Task to carry out: Where a line in the listing contains the string "name", copy that line out.

Entries provided:
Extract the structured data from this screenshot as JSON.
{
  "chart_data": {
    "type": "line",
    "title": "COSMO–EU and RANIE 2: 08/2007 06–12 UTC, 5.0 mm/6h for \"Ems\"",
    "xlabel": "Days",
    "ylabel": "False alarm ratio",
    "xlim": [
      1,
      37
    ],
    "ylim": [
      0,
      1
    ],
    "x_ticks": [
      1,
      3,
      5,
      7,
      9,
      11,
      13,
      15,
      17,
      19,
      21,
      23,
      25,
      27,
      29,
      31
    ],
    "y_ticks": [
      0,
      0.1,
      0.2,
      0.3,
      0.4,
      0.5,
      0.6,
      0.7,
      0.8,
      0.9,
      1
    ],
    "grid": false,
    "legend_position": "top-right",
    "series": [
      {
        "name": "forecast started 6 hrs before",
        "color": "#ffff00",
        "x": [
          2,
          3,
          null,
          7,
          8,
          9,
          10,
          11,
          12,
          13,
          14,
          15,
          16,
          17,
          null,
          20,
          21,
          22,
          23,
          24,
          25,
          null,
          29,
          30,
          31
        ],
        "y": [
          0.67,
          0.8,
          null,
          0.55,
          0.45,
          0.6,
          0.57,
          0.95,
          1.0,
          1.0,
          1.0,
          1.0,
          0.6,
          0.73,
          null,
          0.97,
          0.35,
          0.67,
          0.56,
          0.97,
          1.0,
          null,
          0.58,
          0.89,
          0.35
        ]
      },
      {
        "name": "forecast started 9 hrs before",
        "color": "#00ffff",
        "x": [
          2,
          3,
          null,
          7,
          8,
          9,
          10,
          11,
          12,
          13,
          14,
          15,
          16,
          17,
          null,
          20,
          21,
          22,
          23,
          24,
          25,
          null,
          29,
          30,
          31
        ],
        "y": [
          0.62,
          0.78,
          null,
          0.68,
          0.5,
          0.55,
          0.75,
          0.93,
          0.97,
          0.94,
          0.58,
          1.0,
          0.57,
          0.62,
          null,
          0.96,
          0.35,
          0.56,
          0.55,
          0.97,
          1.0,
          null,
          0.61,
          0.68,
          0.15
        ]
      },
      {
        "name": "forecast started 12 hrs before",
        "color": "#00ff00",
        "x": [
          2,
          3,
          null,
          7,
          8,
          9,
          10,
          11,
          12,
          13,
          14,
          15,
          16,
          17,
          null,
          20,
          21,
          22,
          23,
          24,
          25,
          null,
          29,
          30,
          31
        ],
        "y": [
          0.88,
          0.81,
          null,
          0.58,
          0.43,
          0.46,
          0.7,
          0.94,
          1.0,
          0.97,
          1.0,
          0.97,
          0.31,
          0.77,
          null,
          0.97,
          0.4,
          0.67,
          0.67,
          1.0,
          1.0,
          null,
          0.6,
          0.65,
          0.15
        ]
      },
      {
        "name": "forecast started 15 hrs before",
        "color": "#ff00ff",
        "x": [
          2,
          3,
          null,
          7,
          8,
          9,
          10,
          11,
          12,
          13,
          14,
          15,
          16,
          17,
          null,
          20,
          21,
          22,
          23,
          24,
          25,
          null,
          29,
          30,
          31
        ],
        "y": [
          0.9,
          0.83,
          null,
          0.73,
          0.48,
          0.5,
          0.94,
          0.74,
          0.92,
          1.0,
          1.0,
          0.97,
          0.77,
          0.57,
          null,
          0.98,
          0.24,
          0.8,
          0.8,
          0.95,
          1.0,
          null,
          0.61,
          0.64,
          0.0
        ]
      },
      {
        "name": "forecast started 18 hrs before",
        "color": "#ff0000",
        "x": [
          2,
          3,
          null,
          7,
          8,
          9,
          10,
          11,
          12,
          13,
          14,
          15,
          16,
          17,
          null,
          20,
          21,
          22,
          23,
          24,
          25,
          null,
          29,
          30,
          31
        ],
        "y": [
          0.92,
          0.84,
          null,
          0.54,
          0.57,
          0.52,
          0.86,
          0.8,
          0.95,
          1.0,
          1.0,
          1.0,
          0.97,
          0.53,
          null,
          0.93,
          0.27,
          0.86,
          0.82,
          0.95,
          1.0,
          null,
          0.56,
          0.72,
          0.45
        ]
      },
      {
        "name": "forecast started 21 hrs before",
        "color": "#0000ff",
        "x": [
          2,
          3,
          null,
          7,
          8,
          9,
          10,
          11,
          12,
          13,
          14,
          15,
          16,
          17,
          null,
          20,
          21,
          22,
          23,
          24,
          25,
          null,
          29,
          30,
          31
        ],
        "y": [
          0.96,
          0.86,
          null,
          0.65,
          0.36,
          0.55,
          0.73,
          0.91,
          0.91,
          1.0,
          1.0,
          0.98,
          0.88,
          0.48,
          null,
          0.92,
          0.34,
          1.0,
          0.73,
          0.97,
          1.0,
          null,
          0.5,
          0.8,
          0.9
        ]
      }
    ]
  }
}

Response for this exercise:
        "name": "forecast started 6 hrs before",
        "name": "forecast started 9 hrs before",
        "name": "forecast started 12 hrs before",
        "name": "forecast started 15 hrs before",
        "name": "forecast started 18 hrs before",
        "name": "forecast started 21 hrs before",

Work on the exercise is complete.